** Begin SUPPLIED ENTRIES **

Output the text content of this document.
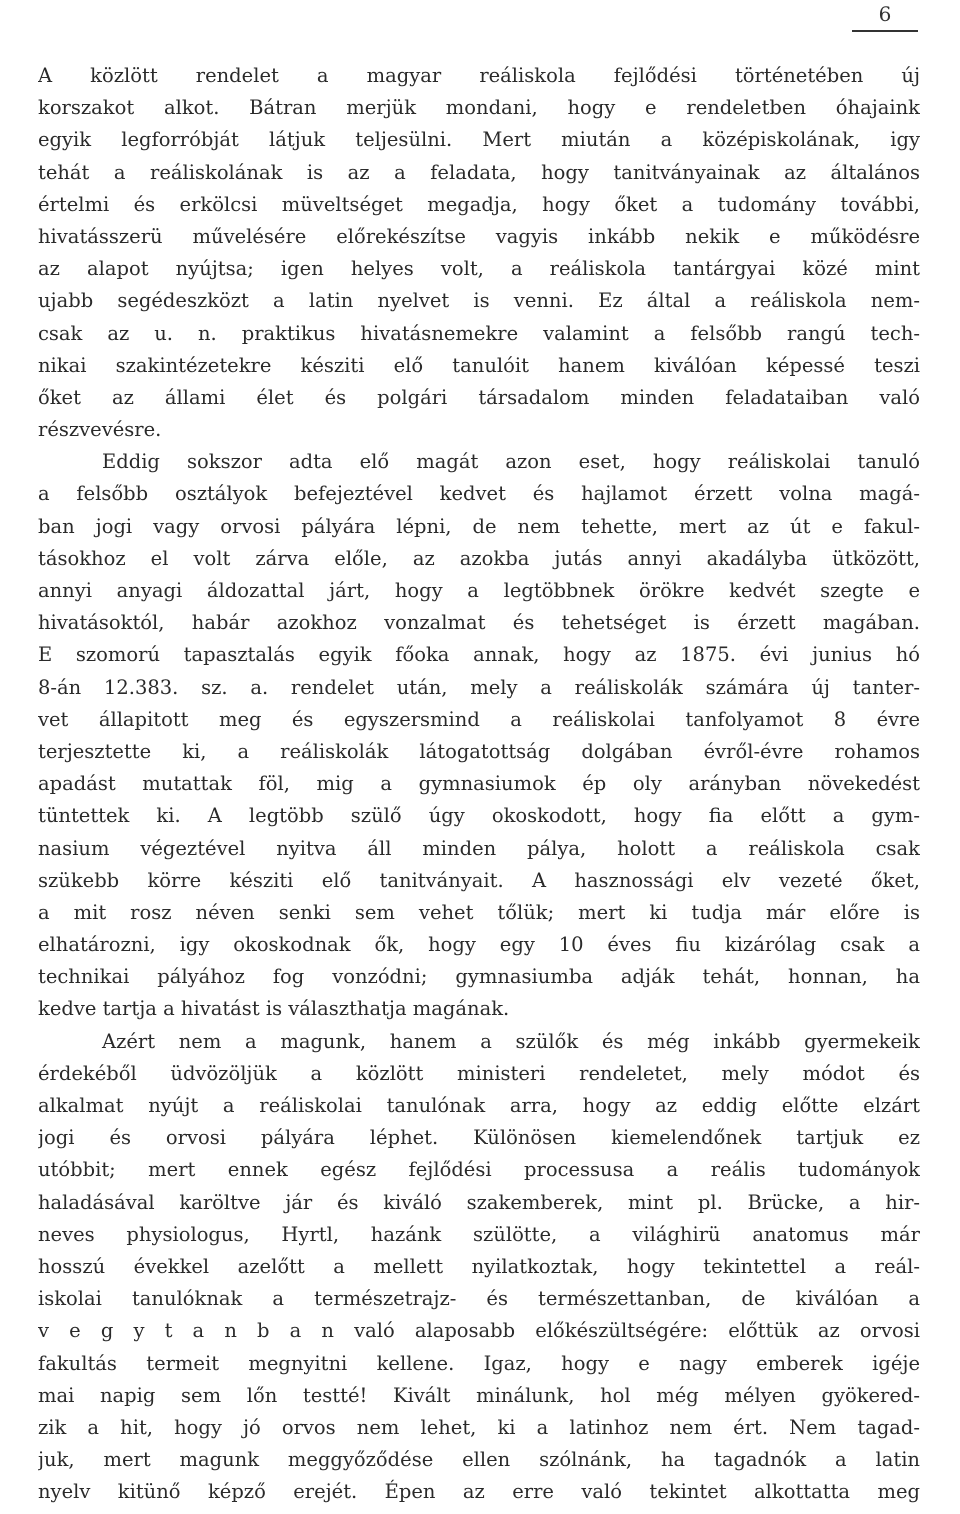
6
A közlött rendelet a magyar reáliskola fejlődési történetében új
korszakot alkot. Bátran merjük mondani, hogy e rendeletben óhajaink
egyik legforróbját látjuk teljesülni. Mert miután a középiskolának, igy
tehát a reáliskolának is az a feladata, hogy tanitványainak az általános
értelmi és erkölcsi müveltséget megadja, hogy őket a tudomány további,
hivatásszerü művelésére előrekészítse vagyis inkább nekik e működésre
az alapot nyújtsa; igen helyes volt, a reáliskola tantárgyai közé mint
ujabb segédeszközt a latin nyelvet is venni. Ez által a reáliskola nem-
csak az u. n. praktikus hivatásnemekre valamint a felsőbb rangú tech-
nikai szakintézetekre késziti elő tanulóit hanem kiválóan képessé teszi
őket az állami élet és polgári társadalom minden feladataiban való
részvevésre.
Eddig sokszor adta elő magát azon eset, hogy reáliskolai tanuló
a felsőbb osztályok befejeztével kedvet és hajlamot érzett volna magá-
ban jogi vagy orvosi pályára lépni, de nem tehette, mert az út e fakul-
tásokhoz el volt zárva előle, az azokba jutás annyi akadályba ütközött,
annyi anyagi áldozattal járt, hogy a legtöbbnek örökre kedvét szegte e
hivatásoktól, habár azokhoz vonzalmat és tehetséget is érzett magában.
E szomorú tapasztalás egyik főoka annak, hogy az 1875. évi junius hó
8-án 12.383. sz. a. rendelet után, mely a reáliskolák számára új tanter-
vet állapitott meg és egyszersmind a reáliskolai tanfolyamot 8 évre
terjesztette ki, a reáliskolák látogatottság dolgában évről-évre rohamos
apadást mutattak föl, mig a gymnasiumok ép oly arányban növekedést
tüntettek ki. A legtöbb szülő úgy okoskodott, hogy fia előtt a gym-
nasium végeztével nyitva áll minden pálya, holott a reáliskola csak
szükebb körre késziti elő tanitványait. A hasznossági elv vezeté őket,
a mit rosz néven senki sem vehet tőlük; mert ki tudja már előre is
elhatározni, igy okoskodnak ők, hogy egy 10 éves fiu kizárólag csak a
technikai pályához fog vonzódni; gymnasiumba adják tehát, honnan, ha
kedve tartja a hivatást is választhatja magának.
Azért nem a magunk, hanem a szülők és még inkább gyermekeik
érdekéből üdvözöljük a közlött ministeri rendeletet, mely módot és
alkalmat nyújt a reáliskolai tanulónak arra, hogy az eddig előtte elzárt
jogi és orvosi pályára léphet. Különösen kiemelendőnek tartjuk ez
utóbbit; mert ennek egész fejlődési processusa a reális tudományok
haladásával karöltve jár és kiváló szakemberek, mint pl. Brücke, a hir-
neves physiologus, Hyrtl, hazánk szülötte, a világhirü anatomus már
hosszú évekkel azelőtt a mellett nyilatkoztak, hogy tekintettel a reál-
iskolai tanulóknak a természetrajz- és természettanban, de kiválóan a
v e g y t a n b a n való alaposabb előkészültségére: előttük az orvosi
fakultás termeit megnyitni kellene. Igaz, hogy e nagy emberek igéje
mai napig sem lőn testté! Kivált minálunk, hol még mélyen gyökered-
zik a hit, hogy jó orvos nem lehet, ki a latinhoz nem ért. Nem tagad-
juk, mert magunk meggyőződése ellen szólnánk, ha tagadnók a latin
nyelv kitünő képző erejét. Épen az erre való tekintet alkottatta meg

** End SUPPLIED ENTRIES **

# WRITTEN REQUEST
Work out how many lines of the listing above include "közlött". Answer with the number and nothing more.

# EXERCISE OUTPUT
2